DO THIS: Would you repeat the lines from the one with "Convert this document image to plain text." through the final line, both included, and nothing else? No pictures belong in the copy.

THE RECORDS:
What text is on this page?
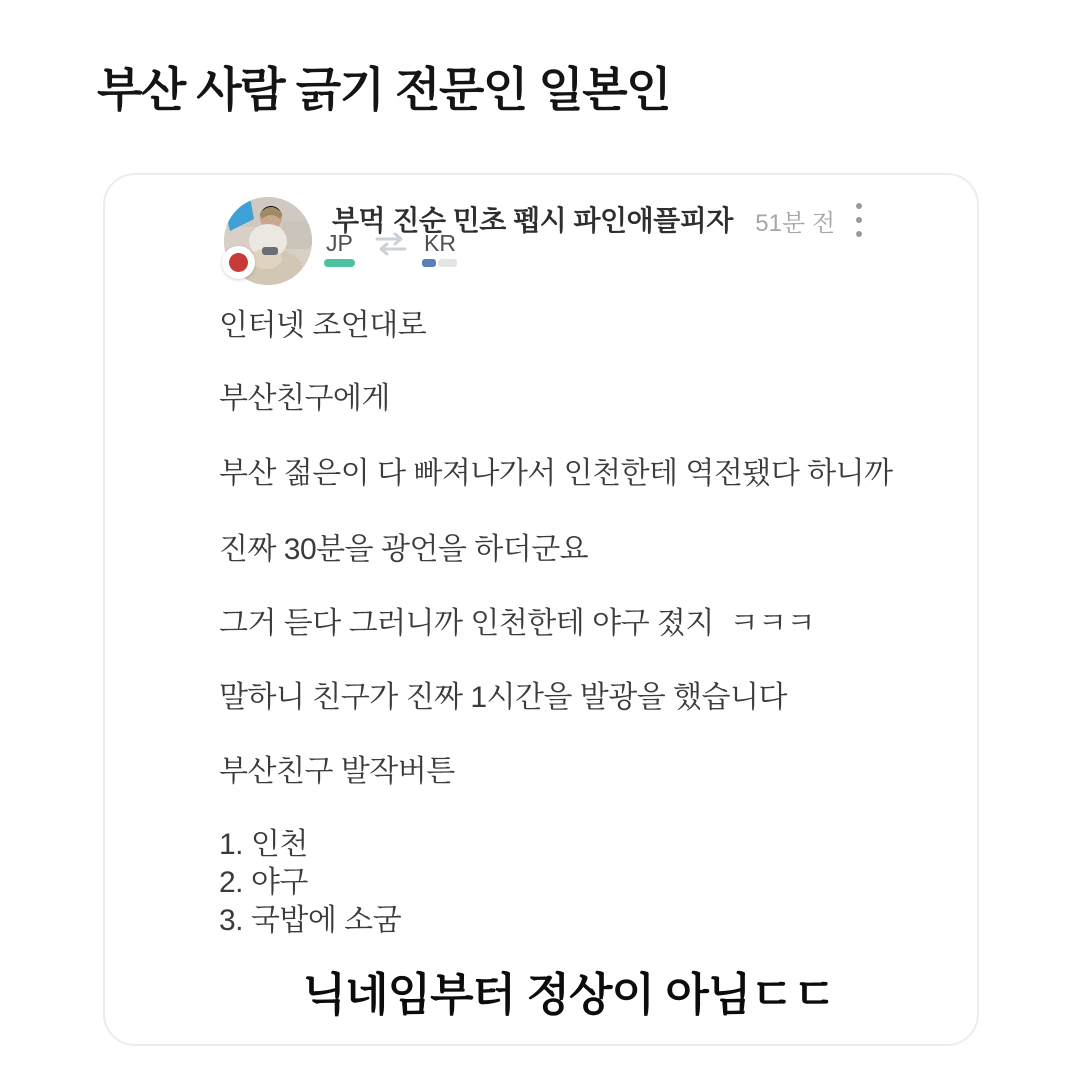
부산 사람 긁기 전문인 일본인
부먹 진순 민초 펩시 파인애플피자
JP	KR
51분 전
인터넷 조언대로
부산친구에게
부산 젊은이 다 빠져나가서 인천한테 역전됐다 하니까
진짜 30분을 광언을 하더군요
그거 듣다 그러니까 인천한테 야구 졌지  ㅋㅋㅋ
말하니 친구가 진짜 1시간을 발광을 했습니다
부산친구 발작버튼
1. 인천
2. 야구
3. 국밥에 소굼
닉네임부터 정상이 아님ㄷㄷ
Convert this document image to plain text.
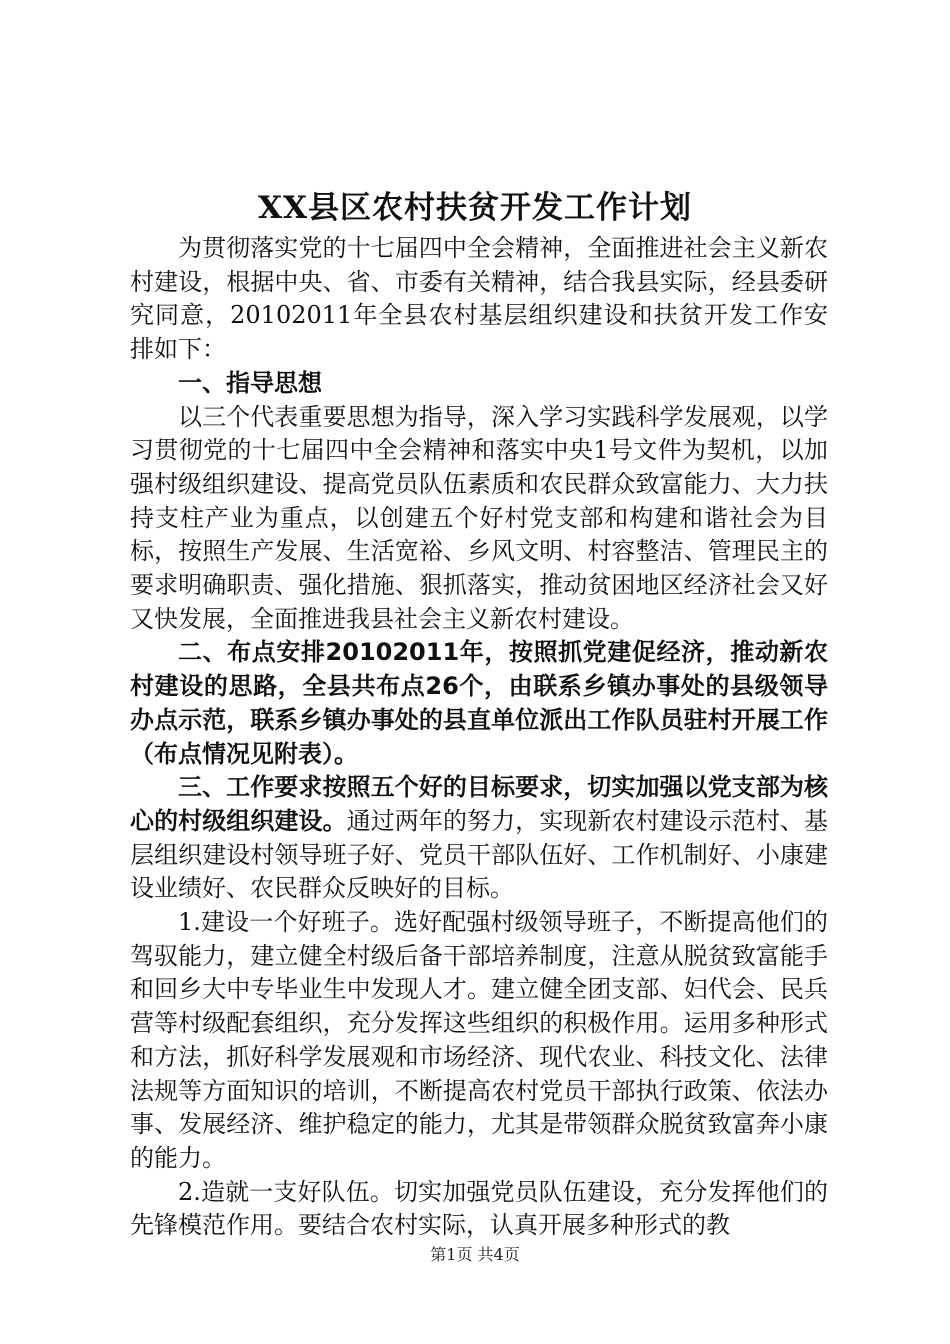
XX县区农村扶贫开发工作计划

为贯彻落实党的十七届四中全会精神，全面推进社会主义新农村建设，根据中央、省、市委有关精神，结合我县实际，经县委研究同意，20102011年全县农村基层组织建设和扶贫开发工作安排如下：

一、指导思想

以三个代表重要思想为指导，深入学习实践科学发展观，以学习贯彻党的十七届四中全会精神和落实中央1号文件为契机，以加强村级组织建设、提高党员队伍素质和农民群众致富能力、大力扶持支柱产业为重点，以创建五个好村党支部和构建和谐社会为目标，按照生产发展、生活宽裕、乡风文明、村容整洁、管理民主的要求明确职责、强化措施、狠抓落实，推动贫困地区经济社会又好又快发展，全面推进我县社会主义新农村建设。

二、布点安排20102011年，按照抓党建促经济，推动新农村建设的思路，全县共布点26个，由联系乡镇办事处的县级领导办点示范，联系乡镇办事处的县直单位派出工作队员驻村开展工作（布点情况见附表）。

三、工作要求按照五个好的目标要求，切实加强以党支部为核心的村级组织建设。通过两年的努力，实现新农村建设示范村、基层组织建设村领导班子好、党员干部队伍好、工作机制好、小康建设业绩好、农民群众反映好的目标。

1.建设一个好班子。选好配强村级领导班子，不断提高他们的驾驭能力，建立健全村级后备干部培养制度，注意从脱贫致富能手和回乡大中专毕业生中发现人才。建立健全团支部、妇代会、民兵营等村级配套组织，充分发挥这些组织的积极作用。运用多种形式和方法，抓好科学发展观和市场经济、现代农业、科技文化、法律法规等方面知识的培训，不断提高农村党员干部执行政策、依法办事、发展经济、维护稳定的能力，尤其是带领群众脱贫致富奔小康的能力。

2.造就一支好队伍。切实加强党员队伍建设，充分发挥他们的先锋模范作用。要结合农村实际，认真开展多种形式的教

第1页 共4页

WRITTEN REPLY:
Convert this document image to plain text.
XX县区农村扶贫开发工作计划

为贯彻落实党的十七届四中全会精神，全面推进社会主义新农村建设，根据中央、省、市委有关精神，结合我县实际，经县委研究同意，20102011年全县农村基层组织建设和扶贫开发工作安排如下：

一、指导思想

以三个代表重要思想为指导，深入学习实践科学发展观，以学习贯彻党的十七届四中全会精神和落实中央1号文件为契机，以加强村级组织建设、提高党员队伍素质和农民群众致富能力、大力扶持支柱产业为重点，以创建五个好村党支部和构建和谐社会为目标，按照生产发展、生活宽裕、乡风文明、村容整洁、管理民主的要求明确职责、强化措施、狠抓落实，推动贫困地区经济社会又好又快发展，全面推进我县社会主义新农村建设。

二、布点安排20102011年，按照抓党建促经济，推动新农村建设的思路，全县共布点26个，由联系乡镇办事处的县级领导办点示范，联系乡镇办事处的县直单位派出工作队员驻村开展工作（布点情况见附表）。

三、工作要求按照五个好的目标要求，切实加强以党支部为核心的村级组织建设。通过两年的努力，实现新农村建设示范村、基层组织建设村领导班子好、党员干部队伍好、工作机制好、小康建设业绩好、农民群众反映好的目标。

1.建设一个好班子。选好配强村级领导班子，不断提高他们的驾驭能力，建立健全村级后备干部培养制度，注意从脱贫致富能手和回乡大中专毕业生中发现人才。建立健全团支部、妇代会、民兵营等村级配套组织，充分发挥这些组织的积极作用。运用多种形式和方法，抓好科学发展观和市场经济、现代农业、科技文化、法律法规等方面知识的培训，不断提高农村党员干部执行政策、依法办事、发展经济、维护稳定的能力，尤其是带领群众脱贫致富奔小康的能力。

2.造就一支好队伍。切实加强党员队伍建设，充分发挥他们的先锋模范作用。要结合农村实际，认真开展多种形式的教

第1页 共4页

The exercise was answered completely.